--- START Records for processing ---
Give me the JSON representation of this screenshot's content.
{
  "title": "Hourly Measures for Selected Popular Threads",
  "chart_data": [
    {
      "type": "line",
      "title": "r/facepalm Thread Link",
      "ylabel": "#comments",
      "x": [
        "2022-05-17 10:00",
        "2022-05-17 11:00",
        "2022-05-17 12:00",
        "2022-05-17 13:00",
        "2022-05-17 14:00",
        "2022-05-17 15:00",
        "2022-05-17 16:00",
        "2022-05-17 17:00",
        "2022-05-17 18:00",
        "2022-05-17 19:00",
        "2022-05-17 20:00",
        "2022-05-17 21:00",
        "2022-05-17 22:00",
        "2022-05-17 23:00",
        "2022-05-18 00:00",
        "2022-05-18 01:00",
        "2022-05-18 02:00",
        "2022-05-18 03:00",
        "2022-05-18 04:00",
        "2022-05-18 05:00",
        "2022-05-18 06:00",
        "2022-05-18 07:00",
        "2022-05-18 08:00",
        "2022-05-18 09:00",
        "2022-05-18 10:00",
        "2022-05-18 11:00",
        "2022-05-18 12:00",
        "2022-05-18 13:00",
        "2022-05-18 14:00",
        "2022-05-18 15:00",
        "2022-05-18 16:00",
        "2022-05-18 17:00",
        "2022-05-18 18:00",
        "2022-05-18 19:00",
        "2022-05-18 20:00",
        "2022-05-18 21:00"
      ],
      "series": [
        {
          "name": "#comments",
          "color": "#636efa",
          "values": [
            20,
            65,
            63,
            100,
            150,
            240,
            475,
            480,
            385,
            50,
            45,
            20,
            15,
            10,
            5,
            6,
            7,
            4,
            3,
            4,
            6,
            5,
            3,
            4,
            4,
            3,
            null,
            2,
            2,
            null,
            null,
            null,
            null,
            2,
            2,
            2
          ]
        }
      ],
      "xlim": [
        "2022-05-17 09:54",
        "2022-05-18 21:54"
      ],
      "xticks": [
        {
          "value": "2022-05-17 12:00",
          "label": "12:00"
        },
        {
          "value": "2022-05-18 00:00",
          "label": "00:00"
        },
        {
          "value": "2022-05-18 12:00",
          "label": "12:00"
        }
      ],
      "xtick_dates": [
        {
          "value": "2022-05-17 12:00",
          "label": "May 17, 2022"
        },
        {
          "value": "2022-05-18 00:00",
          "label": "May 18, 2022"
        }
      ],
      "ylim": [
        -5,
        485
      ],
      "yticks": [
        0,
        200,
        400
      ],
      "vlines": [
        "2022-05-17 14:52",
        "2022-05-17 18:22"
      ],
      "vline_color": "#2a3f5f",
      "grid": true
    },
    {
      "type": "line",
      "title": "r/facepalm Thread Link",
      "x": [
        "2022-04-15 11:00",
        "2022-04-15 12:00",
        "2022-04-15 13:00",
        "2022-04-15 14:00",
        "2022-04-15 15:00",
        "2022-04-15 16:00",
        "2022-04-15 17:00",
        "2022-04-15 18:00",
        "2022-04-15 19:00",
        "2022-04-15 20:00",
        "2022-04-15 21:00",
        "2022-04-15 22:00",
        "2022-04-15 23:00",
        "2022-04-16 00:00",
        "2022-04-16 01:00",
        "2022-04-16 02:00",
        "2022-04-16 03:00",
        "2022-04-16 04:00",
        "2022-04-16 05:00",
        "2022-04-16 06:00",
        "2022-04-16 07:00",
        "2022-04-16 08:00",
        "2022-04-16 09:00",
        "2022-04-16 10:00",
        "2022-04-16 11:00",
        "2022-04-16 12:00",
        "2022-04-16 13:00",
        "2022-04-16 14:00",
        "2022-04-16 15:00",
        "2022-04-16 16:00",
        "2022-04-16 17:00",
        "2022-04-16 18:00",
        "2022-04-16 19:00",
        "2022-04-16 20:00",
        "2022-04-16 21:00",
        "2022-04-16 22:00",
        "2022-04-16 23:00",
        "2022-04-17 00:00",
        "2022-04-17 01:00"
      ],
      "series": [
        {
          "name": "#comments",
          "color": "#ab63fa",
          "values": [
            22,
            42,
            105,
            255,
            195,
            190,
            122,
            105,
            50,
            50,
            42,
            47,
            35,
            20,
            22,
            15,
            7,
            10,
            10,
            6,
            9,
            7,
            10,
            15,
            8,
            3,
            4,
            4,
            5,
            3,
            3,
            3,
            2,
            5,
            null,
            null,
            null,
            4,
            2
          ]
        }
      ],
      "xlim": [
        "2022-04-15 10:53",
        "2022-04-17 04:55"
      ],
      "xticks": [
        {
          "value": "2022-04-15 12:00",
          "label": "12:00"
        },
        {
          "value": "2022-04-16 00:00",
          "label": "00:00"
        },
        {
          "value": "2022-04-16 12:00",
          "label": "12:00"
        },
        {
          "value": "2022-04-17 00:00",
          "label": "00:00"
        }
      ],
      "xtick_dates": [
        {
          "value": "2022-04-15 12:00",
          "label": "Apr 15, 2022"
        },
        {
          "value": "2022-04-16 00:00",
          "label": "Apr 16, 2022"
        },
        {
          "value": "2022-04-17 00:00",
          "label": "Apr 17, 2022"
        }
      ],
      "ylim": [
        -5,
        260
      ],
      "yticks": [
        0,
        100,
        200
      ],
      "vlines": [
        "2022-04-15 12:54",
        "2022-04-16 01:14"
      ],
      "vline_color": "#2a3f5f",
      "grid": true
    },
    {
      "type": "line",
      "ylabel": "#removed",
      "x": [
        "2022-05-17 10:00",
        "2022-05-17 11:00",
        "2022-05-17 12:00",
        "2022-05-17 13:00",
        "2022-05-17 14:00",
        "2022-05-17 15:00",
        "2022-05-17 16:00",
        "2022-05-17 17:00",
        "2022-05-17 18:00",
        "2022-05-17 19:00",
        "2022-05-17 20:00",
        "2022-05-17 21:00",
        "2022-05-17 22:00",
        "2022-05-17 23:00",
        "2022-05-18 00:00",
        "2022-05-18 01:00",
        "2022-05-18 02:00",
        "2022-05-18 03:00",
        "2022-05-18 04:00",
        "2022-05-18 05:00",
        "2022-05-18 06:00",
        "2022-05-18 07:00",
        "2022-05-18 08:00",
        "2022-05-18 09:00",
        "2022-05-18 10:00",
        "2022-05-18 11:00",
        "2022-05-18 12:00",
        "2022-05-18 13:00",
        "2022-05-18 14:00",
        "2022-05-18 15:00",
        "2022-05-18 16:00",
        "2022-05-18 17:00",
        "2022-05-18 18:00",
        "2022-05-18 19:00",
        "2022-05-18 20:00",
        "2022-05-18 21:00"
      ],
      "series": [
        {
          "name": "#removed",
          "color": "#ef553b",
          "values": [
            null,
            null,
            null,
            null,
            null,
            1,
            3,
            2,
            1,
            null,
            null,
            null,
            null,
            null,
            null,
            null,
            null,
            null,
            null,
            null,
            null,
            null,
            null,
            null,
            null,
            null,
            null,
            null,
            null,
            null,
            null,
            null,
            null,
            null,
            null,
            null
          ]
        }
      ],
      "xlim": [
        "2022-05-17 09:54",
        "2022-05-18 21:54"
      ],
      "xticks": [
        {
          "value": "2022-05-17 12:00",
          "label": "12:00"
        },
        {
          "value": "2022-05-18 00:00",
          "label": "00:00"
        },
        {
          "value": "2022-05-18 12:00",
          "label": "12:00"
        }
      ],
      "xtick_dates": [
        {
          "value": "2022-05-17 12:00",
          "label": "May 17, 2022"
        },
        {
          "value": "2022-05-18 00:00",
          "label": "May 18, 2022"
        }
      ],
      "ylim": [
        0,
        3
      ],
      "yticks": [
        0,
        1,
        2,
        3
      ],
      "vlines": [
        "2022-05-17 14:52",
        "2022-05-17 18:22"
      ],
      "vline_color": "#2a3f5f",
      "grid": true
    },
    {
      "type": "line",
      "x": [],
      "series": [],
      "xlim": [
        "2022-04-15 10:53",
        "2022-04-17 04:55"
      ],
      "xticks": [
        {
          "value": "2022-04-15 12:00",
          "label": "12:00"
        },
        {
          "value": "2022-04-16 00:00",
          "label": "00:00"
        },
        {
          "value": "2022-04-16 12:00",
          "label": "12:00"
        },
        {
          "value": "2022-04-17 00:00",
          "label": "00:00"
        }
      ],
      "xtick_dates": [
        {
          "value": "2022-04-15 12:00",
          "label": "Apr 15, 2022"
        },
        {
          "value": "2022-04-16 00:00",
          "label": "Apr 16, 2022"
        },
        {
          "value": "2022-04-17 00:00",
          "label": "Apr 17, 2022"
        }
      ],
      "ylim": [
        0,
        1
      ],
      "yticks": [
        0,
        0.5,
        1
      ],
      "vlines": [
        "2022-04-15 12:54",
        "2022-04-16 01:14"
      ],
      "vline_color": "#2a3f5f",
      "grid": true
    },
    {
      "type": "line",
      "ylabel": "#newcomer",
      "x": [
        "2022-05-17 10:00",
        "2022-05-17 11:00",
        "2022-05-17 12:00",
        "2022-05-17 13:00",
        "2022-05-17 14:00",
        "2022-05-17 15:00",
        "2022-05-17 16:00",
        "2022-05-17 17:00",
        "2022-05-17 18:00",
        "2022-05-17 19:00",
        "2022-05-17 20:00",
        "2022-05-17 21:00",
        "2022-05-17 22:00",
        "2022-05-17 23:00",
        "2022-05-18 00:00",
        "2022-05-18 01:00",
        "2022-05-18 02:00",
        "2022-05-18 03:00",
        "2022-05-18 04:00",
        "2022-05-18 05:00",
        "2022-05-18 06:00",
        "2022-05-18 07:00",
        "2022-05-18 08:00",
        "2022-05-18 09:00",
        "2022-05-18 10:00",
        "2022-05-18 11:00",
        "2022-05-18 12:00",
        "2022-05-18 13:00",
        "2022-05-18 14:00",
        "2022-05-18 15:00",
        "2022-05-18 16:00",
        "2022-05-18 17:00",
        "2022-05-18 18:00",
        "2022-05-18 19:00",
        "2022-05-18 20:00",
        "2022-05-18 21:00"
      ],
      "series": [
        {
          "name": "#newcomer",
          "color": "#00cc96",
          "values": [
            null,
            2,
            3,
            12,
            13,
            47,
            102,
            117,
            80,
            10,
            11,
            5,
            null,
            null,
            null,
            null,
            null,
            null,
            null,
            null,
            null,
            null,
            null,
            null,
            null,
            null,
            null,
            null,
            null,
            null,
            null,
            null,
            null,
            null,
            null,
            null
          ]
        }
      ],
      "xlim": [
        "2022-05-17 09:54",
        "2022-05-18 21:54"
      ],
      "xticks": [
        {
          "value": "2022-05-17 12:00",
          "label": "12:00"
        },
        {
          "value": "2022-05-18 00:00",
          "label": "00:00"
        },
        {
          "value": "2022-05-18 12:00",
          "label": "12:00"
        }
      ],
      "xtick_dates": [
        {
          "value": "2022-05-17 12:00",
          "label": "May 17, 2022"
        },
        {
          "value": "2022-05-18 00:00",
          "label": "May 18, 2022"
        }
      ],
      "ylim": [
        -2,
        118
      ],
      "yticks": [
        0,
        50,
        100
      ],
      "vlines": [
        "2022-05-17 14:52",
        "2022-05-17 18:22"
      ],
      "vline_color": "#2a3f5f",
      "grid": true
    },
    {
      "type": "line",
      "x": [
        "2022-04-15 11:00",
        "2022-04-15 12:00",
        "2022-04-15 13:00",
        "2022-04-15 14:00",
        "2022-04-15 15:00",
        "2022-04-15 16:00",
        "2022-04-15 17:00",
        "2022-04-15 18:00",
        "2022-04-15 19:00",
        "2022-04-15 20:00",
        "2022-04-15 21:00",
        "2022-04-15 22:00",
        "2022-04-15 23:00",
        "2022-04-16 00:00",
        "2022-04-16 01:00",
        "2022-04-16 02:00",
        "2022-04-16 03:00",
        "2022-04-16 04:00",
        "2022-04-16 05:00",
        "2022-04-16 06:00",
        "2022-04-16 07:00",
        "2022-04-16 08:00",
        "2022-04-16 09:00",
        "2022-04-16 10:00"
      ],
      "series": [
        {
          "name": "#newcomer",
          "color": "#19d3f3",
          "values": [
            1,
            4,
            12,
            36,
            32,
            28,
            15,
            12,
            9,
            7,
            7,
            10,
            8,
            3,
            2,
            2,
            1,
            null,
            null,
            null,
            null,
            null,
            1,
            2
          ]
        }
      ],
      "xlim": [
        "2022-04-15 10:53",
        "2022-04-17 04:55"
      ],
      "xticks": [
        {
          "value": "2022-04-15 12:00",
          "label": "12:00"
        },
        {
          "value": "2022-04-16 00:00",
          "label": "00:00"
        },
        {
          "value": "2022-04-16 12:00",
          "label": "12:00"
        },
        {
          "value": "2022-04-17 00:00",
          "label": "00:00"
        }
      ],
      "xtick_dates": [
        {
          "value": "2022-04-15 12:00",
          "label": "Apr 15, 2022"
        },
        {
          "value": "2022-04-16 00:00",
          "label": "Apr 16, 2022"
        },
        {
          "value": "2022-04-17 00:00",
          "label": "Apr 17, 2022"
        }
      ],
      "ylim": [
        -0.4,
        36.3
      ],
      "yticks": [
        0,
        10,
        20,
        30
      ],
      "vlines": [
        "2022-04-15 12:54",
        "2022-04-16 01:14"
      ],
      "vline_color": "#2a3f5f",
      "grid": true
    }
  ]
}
--- END Records for processing ---
▶ [Your goal] Report all lines of the data above that include the string "ylabel".

▶ [Answer in full]
      "ylabel": "#comments",
      "ylabel": "#removed",
      "ylabel": "#newcomer",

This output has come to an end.